PROBLEM STATEMENT:
From the entries below, count every line that contains the word "ogród". Please give the number and nothing else.

--- START GIVEN INFORMATION ---

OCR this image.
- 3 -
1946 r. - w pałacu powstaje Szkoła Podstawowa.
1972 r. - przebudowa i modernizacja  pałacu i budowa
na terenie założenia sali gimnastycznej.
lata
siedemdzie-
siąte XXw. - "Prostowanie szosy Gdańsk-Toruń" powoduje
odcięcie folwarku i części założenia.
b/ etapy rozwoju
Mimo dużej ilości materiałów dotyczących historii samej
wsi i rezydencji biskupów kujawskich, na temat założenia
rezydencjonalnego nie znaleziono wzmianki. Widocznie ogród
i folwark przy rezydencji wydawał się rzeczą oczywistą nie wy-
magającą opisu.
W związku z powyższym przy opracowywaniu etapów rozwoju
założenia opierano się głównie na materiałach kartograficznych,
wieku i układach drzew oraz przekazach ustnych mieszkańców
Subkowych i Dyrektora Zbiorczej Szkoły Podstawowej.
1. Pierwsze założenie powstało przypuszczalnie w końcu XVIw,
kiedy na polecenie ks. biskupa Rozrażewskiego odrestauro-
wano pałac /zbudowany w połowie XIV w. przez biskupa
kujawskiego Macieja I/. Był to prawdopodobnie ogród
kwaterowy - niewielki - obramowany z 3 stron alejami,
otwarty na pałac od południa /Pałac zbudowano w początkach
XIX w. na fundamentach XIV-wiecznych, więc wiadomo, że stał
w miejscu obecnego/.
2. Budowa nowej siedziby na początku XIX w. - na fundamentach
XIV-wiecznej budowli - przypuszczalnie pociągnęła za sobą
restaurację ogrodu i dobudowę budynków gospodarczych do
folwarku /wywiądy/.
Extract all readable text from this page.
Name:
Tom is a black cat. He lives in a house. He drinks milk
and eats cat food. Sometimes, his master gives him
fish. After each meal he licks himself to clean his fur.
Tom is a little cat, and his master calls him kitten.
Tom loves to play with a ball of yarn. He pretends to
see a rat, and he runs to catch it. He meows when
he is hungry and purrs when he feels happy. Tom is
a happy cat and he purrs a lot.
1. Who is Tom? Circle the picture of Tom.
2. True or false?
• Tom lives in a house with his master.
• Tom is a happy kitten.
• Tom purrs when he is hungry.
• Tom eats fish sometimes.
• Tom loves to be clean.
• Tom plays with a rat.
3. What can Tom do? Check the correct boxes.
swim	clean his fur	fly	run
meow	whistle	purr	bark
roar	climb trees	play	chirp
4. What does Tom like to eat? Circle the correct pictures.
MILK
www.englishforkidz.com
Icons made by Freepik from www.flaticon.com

--- END GIVEN INFORMATION ---

SOLUTION FOR THIS TASK:
2